> Requirements
Copy each line holding the string "values".

> Material for this exercise
........

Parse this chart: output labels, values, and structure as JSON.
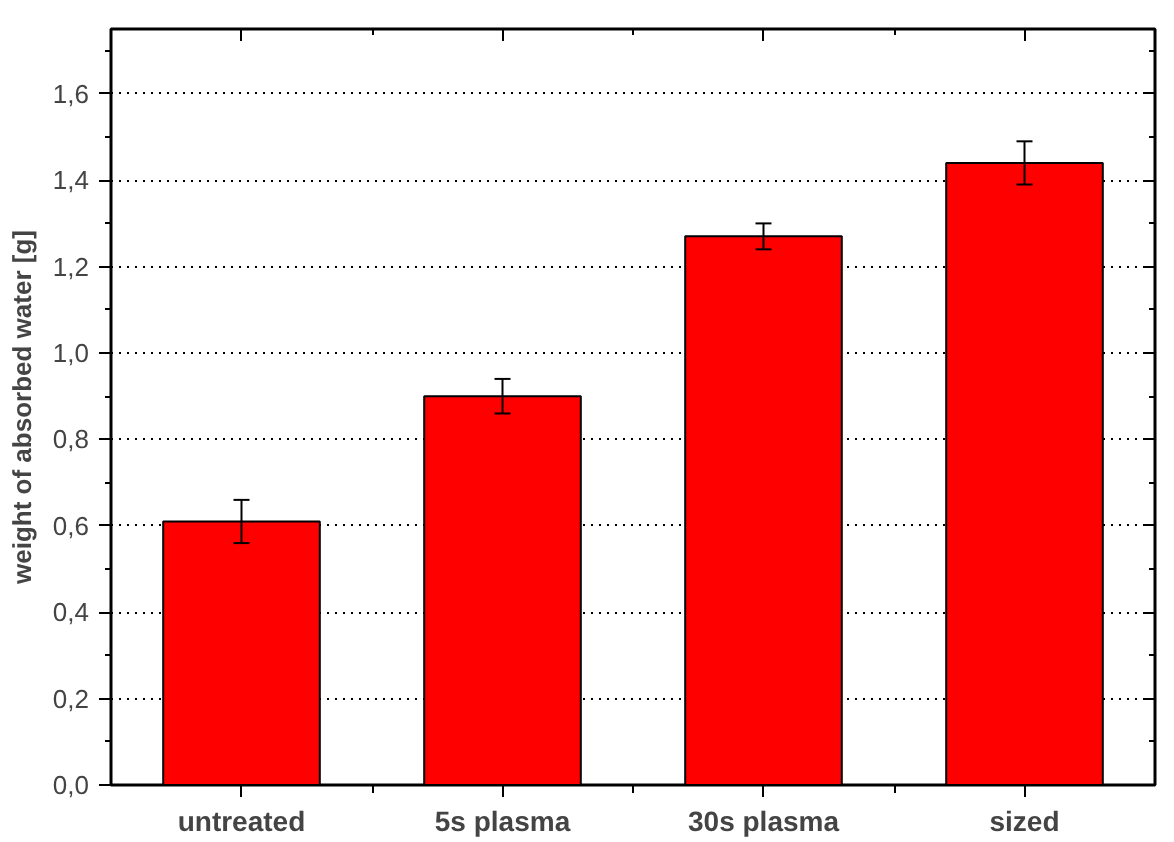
{
  "chart_data": {
    "type": "bar",
    "ylabel": "weight of absorbed water [g]",
    "categories": [
      "untreated",
      "5s plasma",
      "30s plasma",
      "sized"
    ],
    "values": [
      0.61,
      0.9,
      1.27,
      1.44
    ],
    "errors": [
      0.05,
      0.04,
      0.03,
      0.05
    ],
    "color": "#ff0000",
    "ylim": [
      0,
      1.75
    ],
    "yticks": [
      {
        "value": 0,
        "label": "0,0"
      },
      {
        "value": 0.2,
        "label": "0,2"
      },
      {
        "value": 0.4,
        "label": "0,4"
      },
      {
        "value": 0.6,
        "label": "0,6"
      },
      {
        "value": 0.8,
        "label": "0,8"
      },
      {
        "value": 1.0,
        "label": "1,0"
      },
      {
        "value": 1.2,
        "label": "1,2"
      },
      {
        "value": 1.4,
        "label": "1,4"
      },
      {
        "value": 1.6,
        "label": "1,6"
      }
    ],
    "grid": "y"
  }
}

........

> Correct response
Parse this chart: output labels, values, and structure as JSON.
    "values": [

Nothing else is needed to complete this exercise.